In [1]:
from pathlib import Path
import shutil
import random

# === Konfigurasi dasar ===

# Notebook ada di folder: .../final_project_computer_vision/notebooks
# Jadi BASE_DIR = parent dari folder notebooks
BASE_DIR = Path.cwd().parent
print("BASE_DIR:", BASE_DIR)

# Root dataset asal dari Roboflow
DATASET_ROOT = BASE_DIR / "dataset"   # SESUAI screenshot kamu

# Root dataset baru hasil re-split 80/10/10
OUT_ROOT = BASE_DIR / "dataset_resplit_80_10_10"

print("DATASET_ROOT:", DATASET_ROOT)
print("OUT_ROOT:", OUT_ROOT)


BASE_DIR: c:\dev\final_project_computer_vision
DATASET_ROOT: c:\dev\final_project_computer_vision\dataset
OUT_ROOT: c:\dev\final_project_computer_vision\dataset_resplit_80_10_10


In [2]:
IMG_EXTS = {".jpg", ".jpeg", ".png"}

def collect_all_pairs():
    image_dirs = [
        DATASET_ROOT / "train" / "images",
        DATASET_ROOT / "valid" / "images",
        DATASET_ROOT / "test" / "images",
    ]

    pairs = []
    for img_dir in image_dirs:
        print("Scanning:", img_dir)
        if not img_dir.exists():
            print(" ⚠️  Directory not found:", img_dir)
            continue

        for img_path in img_dir.iterdir():
            if img_path.suffix.lower() not in IMG_EXTS:
                continue

            label_path = img_path.parent.parent / "labels" / (img_path.stem + ".txt")
            if not label_path.exists():
                print(" ⚠️  No label for image:", img_path.name)
                continue

            pairs.append((img_path, label_path))

    return pairs

pairs = collect_all_pairs()
print("Total image+label pairs found:", len(pairs))

[Data]:
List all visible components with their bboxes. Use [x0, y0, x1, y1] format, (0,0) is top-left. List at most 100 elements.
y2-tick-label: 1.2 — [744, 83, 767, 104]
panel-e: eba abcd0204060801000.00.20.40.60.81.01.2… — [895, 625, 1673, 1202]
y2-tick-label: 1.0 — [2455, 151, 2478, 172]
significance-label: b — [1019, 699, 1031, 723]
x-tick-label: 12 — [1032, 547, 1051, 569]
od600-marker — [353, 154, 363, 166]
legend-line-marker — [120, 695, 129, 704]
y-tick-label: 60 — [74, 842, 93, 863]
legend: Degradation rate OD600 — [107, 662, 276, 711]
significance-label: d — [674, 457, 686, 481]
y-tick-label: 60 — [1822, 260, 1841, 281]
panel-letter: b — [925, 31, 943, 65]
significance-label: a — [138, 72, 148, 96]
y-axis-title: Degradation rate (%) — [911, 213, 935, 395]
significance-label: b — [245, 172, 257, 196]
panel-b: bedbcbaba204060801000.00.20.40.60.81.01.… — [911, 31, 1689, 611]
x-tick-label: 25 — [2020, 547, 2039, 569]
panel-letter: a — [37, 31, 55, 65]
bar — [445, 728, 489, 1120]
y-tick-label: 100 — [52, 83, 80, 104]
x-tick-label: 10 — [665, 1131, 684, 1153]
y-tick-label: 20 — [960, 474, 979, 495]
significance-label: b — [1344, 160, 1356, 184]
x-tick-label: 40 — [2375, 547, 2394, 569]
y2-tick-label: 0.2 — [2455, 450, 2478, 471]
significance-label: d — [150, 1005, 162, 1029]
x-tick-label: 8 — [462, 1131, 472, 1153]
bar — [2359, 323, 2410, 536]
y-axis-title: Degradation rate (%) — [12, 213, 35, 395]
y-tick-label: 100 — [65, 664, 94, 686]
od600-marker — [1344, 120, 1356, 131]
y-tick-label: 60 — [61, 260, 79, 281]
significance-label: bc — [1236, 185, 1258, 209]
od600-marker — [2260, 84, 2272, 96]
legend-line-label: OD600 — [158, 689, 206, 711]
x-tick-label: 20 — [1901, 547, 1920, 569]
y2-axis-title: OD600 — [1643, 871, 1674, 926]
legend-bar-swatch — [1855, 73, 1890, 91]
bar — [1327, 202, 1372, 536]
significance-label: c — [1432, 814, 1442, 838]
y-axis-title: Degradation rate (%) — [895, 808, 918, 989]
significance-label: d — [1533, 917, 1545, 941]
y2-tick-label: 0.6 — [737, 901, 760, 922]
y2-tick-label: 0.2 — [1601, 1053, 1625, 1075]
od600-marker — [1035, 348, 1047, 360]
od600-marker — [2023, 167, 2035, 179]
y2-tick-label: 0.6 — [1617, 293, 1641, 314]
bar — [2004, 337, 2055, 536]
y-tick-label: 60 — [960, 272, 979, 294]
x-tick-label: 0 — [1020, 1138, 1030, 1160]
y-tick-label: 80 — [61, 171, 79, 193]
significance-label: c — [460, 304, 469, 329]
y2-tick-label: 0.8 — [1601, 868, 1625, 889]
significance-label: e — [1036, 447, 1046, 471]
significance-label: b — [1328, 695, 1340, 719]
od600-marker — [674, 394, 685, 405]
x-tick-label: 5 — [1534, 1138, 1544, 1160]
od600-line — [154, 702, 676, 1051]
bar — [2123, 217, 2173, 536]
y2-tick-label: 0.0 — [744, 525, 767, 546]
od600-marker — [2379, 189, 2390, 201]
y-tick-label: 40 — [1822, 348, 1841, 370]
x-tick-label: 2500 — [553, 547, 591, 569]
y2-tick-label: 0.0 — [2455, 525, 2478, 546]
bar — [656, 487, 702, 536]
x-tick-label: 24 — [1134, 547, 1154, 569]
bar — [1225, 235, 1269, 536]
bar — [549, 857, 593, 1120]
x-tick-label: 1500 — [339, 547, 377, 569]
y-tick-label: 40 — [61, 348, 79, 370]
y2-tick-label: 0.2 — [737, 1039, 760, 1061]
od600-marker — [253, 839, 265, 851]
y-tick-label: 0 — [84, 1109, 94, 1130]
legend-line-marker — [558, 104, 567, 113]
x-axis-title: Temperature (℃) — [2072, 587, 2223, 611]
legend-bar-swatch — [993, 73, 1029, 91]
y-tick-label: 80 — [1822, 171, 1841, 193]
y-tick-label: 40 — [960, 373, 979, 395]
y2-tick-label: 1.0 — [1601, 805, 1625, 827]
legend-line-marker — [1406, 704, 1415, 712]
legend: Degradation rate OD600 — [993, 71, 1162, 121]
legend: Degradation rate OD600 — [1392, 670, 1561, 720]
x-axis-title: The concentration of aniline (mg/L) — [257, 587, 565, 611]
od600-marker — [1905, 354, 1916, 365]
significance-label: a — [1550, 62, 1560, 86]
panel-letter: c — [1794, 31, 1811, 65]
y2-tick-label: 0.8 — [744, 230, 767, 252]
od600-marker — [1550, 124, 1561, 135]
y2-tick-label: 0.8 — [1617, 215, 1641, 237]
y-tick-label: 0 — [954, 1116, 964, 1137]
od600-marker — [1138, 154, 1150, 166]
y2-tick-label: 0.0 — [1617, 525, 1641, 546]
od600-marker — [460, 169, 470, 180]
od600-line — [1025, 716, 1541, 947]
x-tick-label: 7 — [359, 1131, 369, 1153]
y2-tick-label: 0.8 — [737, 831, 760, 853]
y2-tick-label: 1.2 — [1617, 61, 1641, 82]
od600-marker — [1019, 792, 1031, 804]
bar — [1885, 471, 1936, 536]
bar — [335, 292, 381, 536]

[Tugas tertulis]:
Sunting teks hasil ekstraksi, yaitu semuanya mulai dari "label_path = img_path.parent.parent" turun sampai "pairs = collect_all_pairs()", lalu tulis ulang bagian itu dengan mengganti setiap "label_path" menjadi "label_file". Catatan-catatan tersebut tidak berkaitan dengan teks hasil ekstraksi.

[Hasil tugas]:
label_file = img_path.parent.parent / "labels" / (img_path.stem + ".txt")
            if not label_file.exists():
                print(" ⚠️  No label for image:", img_path.name)
                continue

            pairs.append((img_path, label_file))

    return pairs

pairs = collect_all_pairs()